§ **Task goal**
Please format each line of the data below as a JSON list of strings, with one string per line and no blank lines.

Rows from a layout dataset:
** begin **

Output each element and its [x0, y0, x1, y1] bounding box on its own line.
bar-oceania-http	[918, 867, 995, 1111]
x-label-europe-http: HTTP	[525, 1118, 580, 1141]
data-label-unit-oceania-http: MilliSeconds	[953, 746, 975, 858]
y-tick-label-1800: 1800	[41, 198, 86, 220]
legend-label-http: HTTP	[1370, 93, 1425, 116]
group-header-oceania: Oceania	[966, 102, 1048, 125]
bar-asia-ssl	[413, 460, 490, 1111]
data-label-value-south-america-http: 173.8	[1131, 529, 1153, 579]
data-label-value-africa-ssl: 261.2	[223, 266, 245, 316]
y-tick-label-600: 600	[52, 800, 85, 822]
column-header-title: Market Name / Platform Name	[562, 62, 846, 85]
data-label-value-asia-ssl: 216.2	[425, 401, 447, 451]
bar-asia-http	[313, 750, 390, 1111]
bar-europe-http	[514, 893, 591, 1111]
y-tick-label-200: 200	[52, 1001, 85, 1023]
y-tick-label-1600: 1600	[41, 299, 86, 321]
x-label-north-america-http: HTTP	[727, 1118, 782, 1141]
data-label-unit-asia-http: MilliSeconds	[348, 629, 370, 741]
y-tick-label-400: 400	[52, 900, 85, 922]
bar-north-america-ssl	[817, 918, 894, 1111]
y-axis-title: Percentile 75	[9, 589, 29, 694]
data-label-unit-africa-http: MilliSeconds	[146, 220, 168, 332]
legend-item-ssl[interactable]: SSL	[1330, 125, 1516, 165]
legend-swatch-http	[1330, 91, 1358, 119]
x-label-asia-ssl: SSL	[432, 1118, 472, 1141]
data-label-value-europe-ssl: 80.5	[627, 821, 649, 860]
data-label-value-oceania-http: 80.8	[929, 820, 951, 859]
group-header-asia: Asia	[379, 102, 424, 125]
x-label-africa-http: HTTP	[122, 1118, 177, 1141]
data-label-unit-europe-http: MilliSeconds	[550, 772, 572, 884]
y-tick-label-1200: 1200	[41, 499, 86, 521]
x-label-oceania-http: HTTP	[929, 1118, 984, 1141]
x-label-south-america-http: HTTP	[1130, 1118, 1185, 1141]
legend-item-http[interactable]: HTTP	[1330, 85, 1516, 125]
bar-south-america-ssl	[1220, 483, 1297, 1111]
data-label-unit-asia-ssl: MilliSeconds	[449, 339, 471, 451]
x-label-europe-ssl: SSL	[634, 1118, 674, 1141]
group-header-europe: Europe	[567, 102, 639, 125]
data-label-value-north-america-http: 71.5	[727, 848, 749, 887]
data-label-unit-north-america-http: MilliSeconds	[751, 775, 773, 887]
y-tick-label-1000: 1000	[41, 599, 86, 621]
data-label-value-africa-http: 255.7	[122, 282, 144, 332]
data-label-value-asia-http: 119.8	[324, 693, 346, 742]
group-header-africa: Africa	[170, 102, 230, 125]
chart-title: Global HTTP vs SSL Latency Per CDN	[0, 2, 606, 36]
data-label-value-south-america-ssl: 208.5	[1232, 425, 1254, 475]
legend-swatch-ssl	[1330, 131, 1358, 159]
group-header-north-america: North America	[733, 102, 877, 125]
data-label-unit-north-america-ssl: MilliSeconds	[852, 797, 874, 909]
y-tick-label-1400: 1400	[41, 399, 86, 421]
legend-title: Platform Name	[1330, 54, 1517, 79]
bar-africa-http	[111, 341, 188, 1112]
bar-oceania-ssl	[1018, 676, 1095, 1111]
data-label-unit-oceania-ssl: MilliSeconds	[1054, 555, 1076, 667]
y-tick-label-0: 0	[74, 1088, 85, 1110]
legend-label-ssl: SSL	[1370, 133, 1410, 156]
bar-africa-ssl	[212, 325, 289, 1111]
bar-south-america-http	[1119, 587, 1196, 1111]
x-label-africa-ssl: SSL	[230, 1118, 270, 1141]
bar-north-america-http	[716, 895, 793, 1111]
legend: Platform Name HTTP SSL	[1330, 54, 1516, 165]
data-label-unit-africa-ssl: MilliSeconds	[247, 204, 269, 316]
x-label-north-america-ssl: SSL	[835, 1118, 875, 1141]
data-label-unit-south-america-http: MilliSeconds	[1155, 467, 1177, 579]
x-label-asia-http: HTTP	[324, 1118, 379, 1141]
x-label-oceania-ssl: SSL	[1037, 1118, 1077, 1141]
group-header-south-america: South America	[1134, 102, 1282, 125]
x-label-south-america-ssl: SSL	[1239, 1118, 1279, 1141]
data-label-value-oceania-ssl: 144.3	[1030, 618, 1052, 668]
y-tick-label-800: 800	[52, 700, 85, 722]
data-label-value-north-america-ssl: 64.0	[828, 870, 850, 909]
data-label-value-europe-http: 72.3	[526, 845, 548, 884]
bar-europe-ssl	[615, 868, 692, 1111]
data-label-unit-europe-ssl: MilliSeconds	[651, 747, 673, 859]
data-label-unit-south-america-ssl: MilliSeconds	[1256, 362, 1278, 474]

** end **

§ **Task response**
[
  "Output each element and its [x0, y0, x1, y1] bounding box on its own line.",
  "bar-oceania-http\t[918, 867, 995, 1111]",
  "x-label-europe-http: HTTP\t[525, 1118, 580, 1141]",
  "data-label-unit-oceania-http: MilliSeconds\t[953, 746, 975, 858]",
  "y-tick-label-1800: 1800\t[41, 198, 86, 220]",
  "legend-label-http: HTTP\t[1370, 93, 1425, 116]",
  "group-header-oceania: Oceania\t[966, 102, 1048, 125]",
  "bar-asia-ssl\t[413, 460, 490, 1111]",
  "data-label-value-south-america-http: 173.8\t[1131, 529, 1153, 579]",
  "data-label-value-africa-ssl: 261.2\t[223, 266, 245, 316]",
  "y-tick-label-600: 600\t[52, 800, 85, 822]",
  "column-header-title: Market Name / Platform Name\t[562, 62, 846, 85]",
  "data-label-value-asia-ssl: 216.2\t[425, 401, 447, 451]",
  "bar-asia-http\t[313, 750, 390, 1111]",
  "bar-europe-http\t[514, 893, 591, 1111]",
  "y-tick-label-200: 200\t[52, 1001, 85, 1023]",
  "y-tick-label-1600: 1600\t[41, 299, 86, 321]",
  "x-label-north-america-http: HTTP\t[727, 1118, 782, 1141]",
  "data-label-unit-asia-http: MilliSeconds\t[348, 629, 370, 741]",
  "y-tick-label-400: 400\t[52, 900, 85, 922]",
  "bar-north-america-ssl\t[817, 918, 894, 1111]",
  "y-axis-title: Percentile 75\t[9, 589, 29, 694]",
  "data-label-unit-africa-http: MilliSeconds\t[146, 220, 168, 332]",
  "legend-item-ssl[interactable]: SSL\t[1330, 125, 1516, 165]",
  "legend-swatch-http\t[1330, 91, 1358, 119]",
  "x-label-asia-ssl: SSL\t[432, 1118, 472, 1141]",
  "data-label-value-europe-ssl: 80.5\t[627, 821, 649, 860]",
  "data-label-value-oceania-http: 80.8\t[929, 820, 951, 859]",
  "group-header-asia: Asia\t[379, 102, 424, 125]",
  "x-label-africa-http: HTTP\t[122, 1118, 177, 1141]",
  "data-label-unit-europe-http: MilliSeconds\t[550, 772, 572, 884]",
  "y-tick-label-1200: 1200\t[41, 499, 86, 521]",
  "x-label-oceania-http: HTTP\t[929, 1118, 984, 1141]",
  "x-label-south-america-http: HTTP\t[1130, 1118, 1185, 1141]",
  "legend-item-http[interactable]: HTTP\t[1330, 85, 1516, 125]",
  "bar-south-america-ssl\t[1220, 483, 1297, 1111]",
  "data-label-unit-asia-ssl: MilliSeconds\t[449, 339, 471, 451]",
  "x-label-europe-ssl: SSL\t[634, 1118, 674, 1141]",
  "group-header-europe: Europe\t[567, 102, 639, 125]",
  "data-label-value-north-america-http: 71.5\t[727, 848, 749, 887]",
  "data-label-unit-north-america-http: MilliSeconds\t[751, 775, 773, 887]",
  "y-tick-label-1000: 1000\t[41, 599, 86, 621]",
  "data-label-value-africa-http: 255.7\t[122, 282, 144, 332]",
  "data-label-value-asia-http: 119.8\t[324, 693, 346, 742]",
  "group-header-africa: Africa\t[170, 102, 230, 125]",
  "chart-title: Global HTTP vs SSL Latency Per CDN\t[0, 2, 606, 36]",
  "data-label-value-south-america-ssl: 208.5\t[1232, 425, 1254, 475]",
  "legend-swatch-ssl\t[1330, 131, 1358, 159]",
  "group-header-north-america: North America\t[733, 102, 877, 125]",
  "data-label-unit-north-america-ssl: MilliSeconds\t[852, 797, 874, 909]",
  "y-tick-label-1400: 1400\t[41, 399, 86, 421]",
  "legend-title: Platform Name\t[1330, 54, 1517, 79]",
  "bar-africa-http\t[111, 341, 188, 1112]",
  "bar-oceania-ssl\t[1018, 676, 1095, 1111]",
  "data-label-unit-oceania-ssl: MilliSeconds\t[1054, 555, 1076, 667]",
  "y-tick-label-0: 0\t[74, 1088, 85, 1110]",
  "legend-label-ssl: SSL\t[1370, 133, 1410, 156]",
  "bar-africa-ssl\t[212, 325, 289, 1111]",
  "bar-south-america-http\t[1119, 587, 1196, 1111]",
  "x-label-africa-ssl: SSL\t[230, 1118, 270, 1141]",
  "bar-north-america-http\t[716, 895, 793, 1111]",
  "legend: Platform Name HTTP SSL\t[1330, 54, 1516, 165]",
  "data-label-unit-africa-ssl: MilliSeconds\t[247, 204, 269, 316]",
  "x-label-north-america-ssl: SSL\t[835, 1118, 875, 1141]",
  "data-label-unit-south-america-http: MilliSeconds\t[1155, 467, 1177, 579]",
  "x-label-asia-http: HTTP\t[324, 1118, 379, 1141]",
  "x-label-oceania-ssl: SSL\t[1037, 1118, 1077, 1141]",
  "group-header-south-america: South America\t[1134, 102, 1282, 125]",
  "x-label-south-america-ssl: SSL\t[1239, 1118, 1279, 1141]",
  "data-label-value-oceania-ssl: 144.3\t[1030, 618, 1052, 668]",
  "y-tick-label-800: 800\t[52, 700, 85, 722]",
  "data-label-value-north-america-ssl: 64.0\t[828, 870, 850, 909]",
  "data-label-value-europe-http: 72.3\t[526, 845, 548, 884]",
  "bar-europe-ssl\t[615, 868, 692, 1111]",
  "data-label-unit-europe-ssl: MilliSeconds\t[651, 747, 673, 859]",
  "data-label-unit-south-america-ssl: MilliSeconds\t[1256, 362, 1278, 474]"
]